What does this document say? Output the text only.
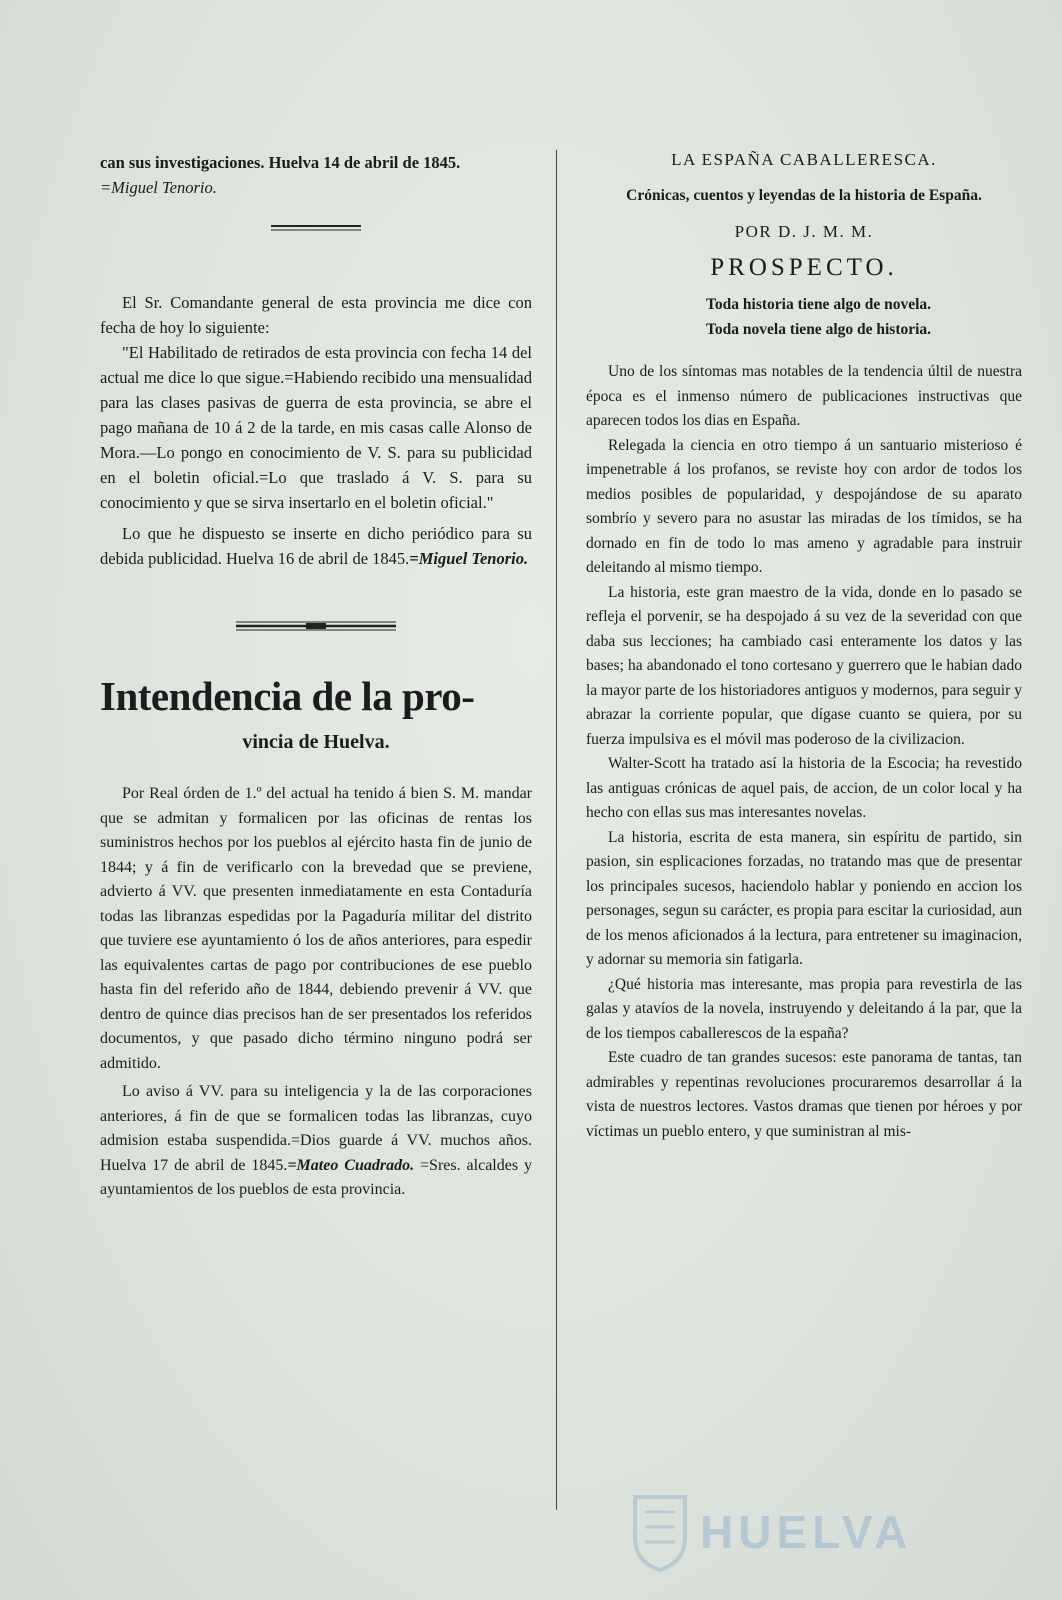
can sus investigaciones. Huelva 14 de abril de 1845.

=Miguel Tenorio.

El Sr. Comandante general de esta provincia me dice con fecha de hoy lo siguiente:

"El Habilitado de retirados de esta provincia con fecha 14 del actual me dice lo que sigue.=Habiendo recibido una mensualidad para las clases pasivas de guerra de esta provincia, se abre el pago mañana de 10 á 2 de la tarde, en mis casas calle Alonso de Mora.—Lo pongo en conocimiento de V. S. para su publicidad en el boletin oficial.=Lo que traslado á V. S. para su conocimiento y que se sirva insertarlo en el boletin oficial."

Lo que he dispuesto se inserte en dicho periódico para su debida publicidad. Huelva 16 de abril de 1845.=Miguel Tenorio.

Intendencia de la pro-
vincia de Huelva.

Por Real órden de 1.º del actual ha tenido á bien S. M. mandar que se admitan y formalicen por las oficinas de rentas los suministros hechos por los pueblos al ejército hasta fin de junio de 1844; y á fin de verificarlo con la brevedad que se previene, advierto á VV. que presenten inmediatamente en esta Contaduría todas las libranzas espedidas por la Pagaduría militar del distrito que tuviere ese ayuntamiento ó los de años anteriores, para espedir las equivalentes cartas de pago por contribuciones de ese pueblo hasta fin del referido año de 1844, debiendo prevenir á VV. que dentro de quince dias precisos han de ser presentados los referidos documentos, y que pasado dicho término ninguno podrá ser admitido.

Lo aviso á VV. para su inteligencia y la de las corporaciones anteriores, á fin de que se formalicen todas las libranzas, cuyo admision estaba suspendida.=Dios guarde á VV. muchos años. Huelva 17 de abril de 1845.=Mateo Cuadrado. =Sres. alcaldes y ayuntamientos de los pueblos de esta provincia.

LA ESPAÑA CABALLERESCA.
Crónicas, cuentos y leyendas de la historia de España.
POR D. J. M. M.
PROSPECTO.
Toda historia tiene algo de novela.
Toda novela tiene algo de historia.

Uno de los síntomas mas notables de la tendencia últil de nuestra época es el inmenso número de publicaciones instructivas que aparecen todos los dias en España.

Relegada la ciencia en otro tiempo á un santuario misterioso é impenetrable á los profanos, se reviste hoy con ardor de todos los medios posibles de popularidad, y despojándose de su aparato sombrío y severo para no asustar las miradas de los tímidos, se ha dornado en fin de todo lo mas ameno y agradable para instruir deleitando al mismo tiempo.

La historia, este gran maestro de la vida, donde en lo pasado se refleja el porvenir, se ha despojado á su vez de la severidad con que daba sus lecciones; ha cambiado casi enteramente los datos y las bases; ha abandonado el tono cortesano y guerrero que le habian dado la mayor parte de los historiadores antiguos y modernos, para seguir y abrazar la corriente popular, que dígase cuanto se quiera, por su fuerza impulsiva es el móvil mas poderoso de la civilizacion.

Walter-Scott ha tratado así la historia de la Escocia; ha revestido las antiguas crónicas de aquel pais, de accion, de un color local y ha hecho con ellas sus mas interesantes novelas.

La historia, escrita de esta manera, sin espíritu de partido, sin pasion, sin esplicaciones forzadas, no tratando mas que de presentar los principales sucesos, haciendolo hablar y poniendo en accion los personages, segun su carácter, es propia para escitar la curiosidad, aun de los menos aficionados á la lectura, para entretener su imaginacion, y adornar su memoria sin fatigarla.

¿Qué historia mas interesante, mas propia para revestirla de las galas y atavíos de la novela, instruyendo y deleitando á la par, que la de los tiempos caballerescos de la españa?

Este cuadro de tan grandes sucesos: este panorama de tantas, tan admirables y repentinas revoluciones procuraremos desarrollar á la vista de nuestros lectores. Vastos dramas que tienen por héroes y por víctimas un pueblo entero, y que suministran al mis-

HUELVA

- Stated exercise
Please write out all of the material above without changing a word, and omit any pictures.

- Result
What does this document say? Output the text only.
can sus investigaciones. Huelva 14 de abril de 1845.

=Miguel Tenorio.

El Sr. Comandante general de esta provincia me dice con fecha de hoy lo siguiente:

"El Habilitado de retirados de esta provincia con fecha 14 del actual me dice lo que sigue.=Habiendo recibido una mensualidad para las clases pasivas de guerra de esta provincia, se abre el pago mañana de 10 á 2 de la tarde, en mis casas calle Alonso de Mora.—Lo pongo en conocimiento de V. S. para su publicidad en el boletin oficial.=Lo que traslado á V. S. para su conocimiento y que se sirva insertarlo en el boletin oficial."

Lo que he dispuesto se inserte en dicho periódico para su debida publicidad. Huelva 16 de abril de 1845.=Miguel Tenorio.

Intendencia de la pro-
vincia de Huelva.

Por Real órden de 1.º del actual ha tenido á bien S. M. mandar que se admitan y formalicen por las oficinas de rentas los suministros hechos por los pueblos al ejército hasta fin de junio de 1844; y á fin de verificarlo con la brevedad que se previene, advierto á VV. que presenten inmediatamente en esta Contaduría todas las libranzas espedidas por la Pagaduría militar del distrito que tuviere ese ayuntamiento ó los de años anteriores, para espedir las equivalentes cartas de pago por contribuciones de ese pueblo hasta fin del referido año de 1844, debiendo prevenir á VV. que dentro de quince dias precisos han de ser presentados los referidos documentos, y que pasado dicho término ninguno podrá ser admitido.

Lo aviso á VV. para su inteligencia y la de las corporaciones anteriores, á fin de que se formalicen todas las libranzas, cuyo admision estaba suspendida.=Dios guarde á VV. muchos años. Huelva 17 de abril de 1845.=Mateo Cuadrado. =Sres. alcaldes y ayuntamientos de los pueblos de esta provincia.

LA ESPAÑA CABALLERESCA.
Crónicas, cuentos y leyendas de la historia de España.
POR D. J. M. M.
PROSPECTO.
Toda historia tiene algo de novela.
Toda novela tiene algo de historia.

Uno de los síntomas mas notables de la tendencia últil de nuestra época es el inmenso número de publicaciones instructivas que aparecen todos los dias en España.

Relegada la ciencia en otro tiempo á un santuario misterioso é impenetrable á los profanos, se reviste hoy con ardor de todos los medios posibles de popularidad, y despojándose de su aparato sombrío y severo para no asustar las miradas de los tímidos, se ha dornado en fin de todo lo mas ameno y agradable para instruir deleitando al mismo tiempo.

La historia, este gran maestro de la vida, donde en lo pasado se refleja el porvenir, se ha despojado á su vez de la severidad con que daba sus lecciones; ha cambiado casi enteramente los datos y las bases; ha abandonado el tono cortesano y guerrero que le habian dado la mayor parte de los historiadores antiguos y modernos, para seguir y abrazar la corriente popular, que dígase cuanto se quiera, por su fuerza impulsiva es el móvil mas poderoso de la civilizacion.

Walter-Scott ha tratado así la historia de la Escocia; ha revestido las antiguas crónicas de aquel pais, de accion, de un color local y ha hecho con ellas sus mas interesantes novelas.

La historia, escrita de esta manera, sin espíritu de partido, sin pasion, sin esplicaciones forzadas, no tratando mas que de presentar los principales sucesos, haciendolo hablar y poniendo en accion los personages, segun su carácter, es propia para escitar la curiosidad, aun de los menos aficionados á la lectura, para entretener su imaginacion, y adornar su memoria sin fatigarla.

¿Qué historia mas interesante, mas propia para revestirla de las galas y atavíos de la novela, instruyendo y deleitando á la par, que la de los tiempos caballerescos de la españa?

Este cuadro de tan grandes sucesos: este panorama de tantas, tan admirables y repentinas revoluciones procuraremos desarrollar á la vista de nuestros lectores. Vastos dramas que tienen por héroes y por víctimas un pueblo entero, y que suministran al mis-

HUELVA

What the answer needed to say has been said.